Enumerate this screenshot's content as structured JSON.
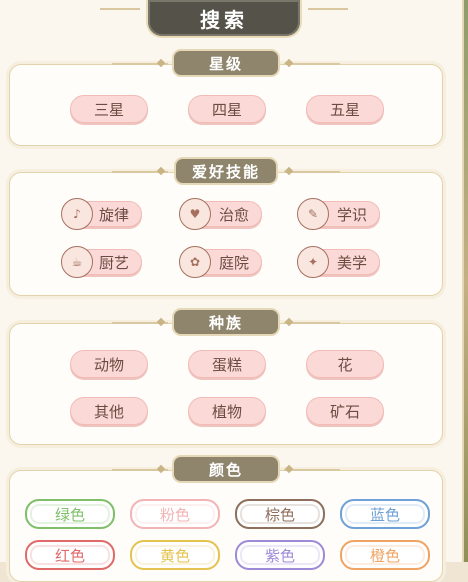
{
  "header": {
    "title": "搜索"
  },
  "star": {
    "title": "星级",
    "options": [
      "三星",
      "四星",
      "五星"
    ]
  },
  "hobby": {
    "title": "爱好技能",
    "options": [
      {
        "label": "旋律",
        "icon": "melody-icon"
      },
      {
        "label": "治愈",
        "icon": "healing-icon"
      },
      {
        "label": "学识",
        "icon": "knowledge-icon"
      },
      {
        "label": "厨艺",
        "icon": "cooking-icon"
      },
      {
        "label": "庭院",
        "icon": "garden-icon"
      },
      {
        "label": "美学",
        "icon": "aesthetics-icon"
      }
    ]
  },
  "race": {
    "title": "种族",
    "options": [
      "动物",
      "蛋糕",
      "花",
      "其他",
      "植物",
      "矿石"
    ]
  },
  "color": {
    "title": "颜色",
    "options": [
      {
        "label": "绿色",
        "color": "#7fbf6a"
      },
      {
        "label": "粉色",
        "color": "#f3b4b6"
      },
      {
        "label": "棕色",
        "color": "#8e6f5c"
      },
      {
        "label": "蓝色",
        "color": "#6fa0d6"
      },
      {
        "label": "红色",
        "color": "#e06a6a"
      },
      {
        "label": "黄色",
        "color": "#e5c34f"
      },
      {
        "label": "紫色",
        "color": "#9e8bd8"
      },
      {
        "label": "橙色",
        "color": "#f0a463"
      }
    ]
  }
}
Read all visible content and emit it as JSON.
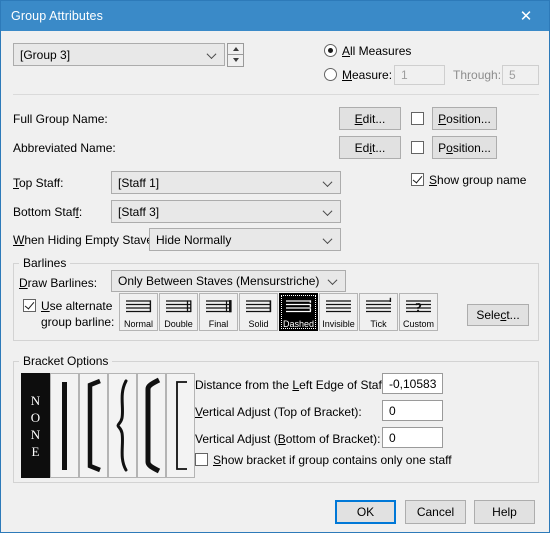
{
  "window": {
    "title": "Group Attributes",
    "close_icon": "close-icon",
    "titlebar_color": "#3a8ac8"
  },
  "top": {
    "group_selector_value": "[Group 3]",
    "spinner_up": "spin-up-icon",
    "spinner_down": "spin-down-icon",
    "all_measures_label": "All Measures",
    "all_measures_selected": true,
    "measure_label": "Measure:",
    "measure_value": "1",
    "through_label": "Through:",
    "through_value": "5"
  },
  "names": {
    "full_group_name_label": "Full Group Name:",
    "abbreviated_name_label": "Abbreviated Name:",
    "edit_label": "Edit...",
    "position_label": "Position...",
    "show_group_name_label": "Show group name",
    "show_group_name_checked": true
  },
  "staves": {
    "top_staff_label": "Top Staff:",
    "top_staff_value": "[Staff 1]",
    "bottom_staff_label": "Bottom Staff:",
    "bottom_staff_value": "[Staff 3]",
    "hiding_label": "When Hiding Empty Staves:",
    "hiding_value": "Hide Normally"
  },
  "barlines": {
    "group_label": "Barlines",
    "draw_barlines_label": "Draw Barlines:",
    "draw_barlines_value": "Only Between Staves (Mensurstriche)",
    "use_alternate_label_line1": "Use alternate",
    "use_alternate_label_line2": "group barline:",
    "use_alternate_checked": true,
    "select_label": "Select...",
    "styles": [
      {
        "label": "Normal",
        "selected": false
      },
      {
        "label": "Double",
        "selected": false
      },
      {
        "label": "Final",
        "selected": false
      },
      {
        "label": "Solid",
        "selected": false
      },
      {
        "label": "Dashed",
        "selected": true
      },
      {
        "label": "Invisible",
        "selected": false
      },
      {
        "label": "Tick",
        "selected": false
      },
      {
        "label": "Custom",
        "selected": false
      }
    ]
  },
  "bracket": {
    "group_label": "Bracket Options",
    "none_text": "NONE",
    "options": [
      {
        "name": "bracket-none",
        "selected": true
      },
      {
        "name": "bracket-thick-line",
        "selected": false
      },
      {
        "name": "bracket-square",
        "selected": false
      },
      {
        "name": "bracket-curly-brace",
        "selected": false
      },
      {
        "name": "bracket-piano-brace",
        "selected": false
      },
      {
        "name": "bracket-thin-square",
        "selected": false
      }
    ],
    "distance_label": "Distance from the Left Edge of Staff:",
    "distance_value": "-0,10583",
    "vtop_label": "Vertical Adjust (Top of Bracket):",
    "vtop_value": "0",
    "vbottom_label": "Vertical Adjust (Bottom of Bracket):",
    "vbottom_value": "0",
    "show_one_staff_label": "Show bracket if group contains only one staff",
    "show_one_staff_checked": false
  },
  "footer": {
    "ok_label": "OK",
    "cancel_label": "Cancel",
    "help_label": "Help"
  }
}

● ● ● ● ●

Written request
All the records need to be repeated exactly, with the images dropped.

Full output
Enumerate this screenshot's content as structured JSON.
{
  "header": {
    "title": "搜索"
  },
  "star": {
    "title": "星级",
    "options": [
      "三星",
      "四星",
      "五星"
    ]
  },
  "hobby": {
    "title": "爱好技能",
    "options": [
      {
        "label": "旋律",
        "icon": "melody-icon"
      },
      {
        "label": "治愈",
        "icon": "healing-icon"
      },
      {
        "label": "学识",
        "icon": "knowledge-icon"
      },
      {
        "label": "厨艺",
        "icon": "cooking-icon"
      },
      {
        "label": "庭院",
        "icon": "garden-icon"
      },
      {
        "label": "美学",
        "icon": "aesthetics-icon"
      }
    ]
  },
  "race": {
    "title": "种族",
    "options": [
      "动物",
      "蛋糕",
      "花",
      "其他",
      "植物",
      "矿石"
    ]
  },
  "color": {
    "title": "颜色",
    "options": [
      {
        "label": "绿色",
        "color": "#7fbf6a"
      },
      {
        "label": "粉色",
        "color": "#f3b4b6"
      },
      {
        "label": "棕色",
        "color": "#8e6f5c"
      },
      {
        "label": "蓝色",
        "color": "#6fa0d6"
      },
      {
        "label": "红色",
        "color": "#e06a6a"
      },
      {
        "label": "黄色",
        "color": "#e5c34f"
      },
      {
        "label": "紫色",
        "color": "#9e8bd8"
      },
      {
        "label": "橙色",
        "color": "#f0a463"
      }
    ]
  }
}
Read all visible content and emit it as JSON.
{
  "window": {
    "title": "Group Attributes",
    "close_icon": "close-icon",
    "titlebar_color": "#3a8ac8"
  },
  "top": {
    "group_selector_value": "[Group 3]",
    "spinner_up": "spin-up-icon",
    "spinner_down": "spin-down-icon",
    "all_measures_label": "All Measures",
    "all_measures_selected": true,
    "measure_label": "Measure:",
    "measure_value": "1",
    "through_label": "Through:",
    "through_value": "5"
  },
  "names": {
    "full_group_name_label": "Full Group Name:",
    "abbreviated_name_label": "Abbreviated Name:",
    "edit_label": "Edit...",
    "position_label": "Position...",
    "show_group_name_label": "Show group name",
    "show_group_name_checked": true
  },
  "staves": {
    "top_staff_label": "Top Staff:",
    "top_staff_value": "[Staff 1]",
    "bottom_staff_label": "Bottom Staff:",
    "bottom_staff_value": "[Staff 3]",
    "hiding_label": "When Hiding Empty Staves:",
    "hiding_value": "Hide Normally"
  },
  "barlines": {
    "group_label": "Barlines",
    "draw_barlines_label": "Draw Barlines:",
    "draw_barlines_value": "Only Between Staves (Mensurstriche)",
    "use_alternate_label_line1": "Use alternate",
    "use_alternate_label_line2": "group barline:",
    "use_alternate_checked": true,
    "select_label": "Select...",
    "styles": [
      {
        "label": "Normal",
        "selected": false
      },
      {
        "label": "Double",
        "selected": false
      },
      {
        "label": "Final",
        "selected": false
      },
      {
        "label": "Solid",
        "selected": false
      },
      {
        "label": "Dashed",
        "selected": true
      },
      {
        "label": "Invisible",
        "selected": false
      },
      {
        "label": "Tick",
        "selected": false
      },
      {
        "label": "Custom",
        "selected": false
      }
    ]
  },
  "bracket": {
    "group_label": "Bracket Options",
    "none_text": "NONE",
    "options": [
      {
        "name": "bracket-none",
        "selected": true
      },
      {
        "name": "bracket-thick-line",
        "selected": false
      },
      {
        "name": "bracket-square",
        "selected": false
      },
      {
        "name": "bracket-curly-brace",
        "selected": false
      },
      {
        "name": "bracket-piano-brace",
        "selected": false
      },
      {
        "name": "bracket-thin-square",
        "selected": false
      }
    ],
    "distance_label": "Distance from the Left Edge of Staff:",
    "distance_value": "-0,10583",
    "vtop_label": "Vertical Adjust (Top of Bracket):",
    "vtop_value": "0",
    "vbottom_label": "Vertical Adjust (Bottom of Bracket):",
    "vbottom_value": "0",
    "show_one_staff_label": "Show bracket if group contains only one staff",
    "show_one_staff_checked": false
  },
  "footer": {
    "ok_label": "OK",
    "cancel_label": "Cancel",
    "help_label": "Help"
  }
}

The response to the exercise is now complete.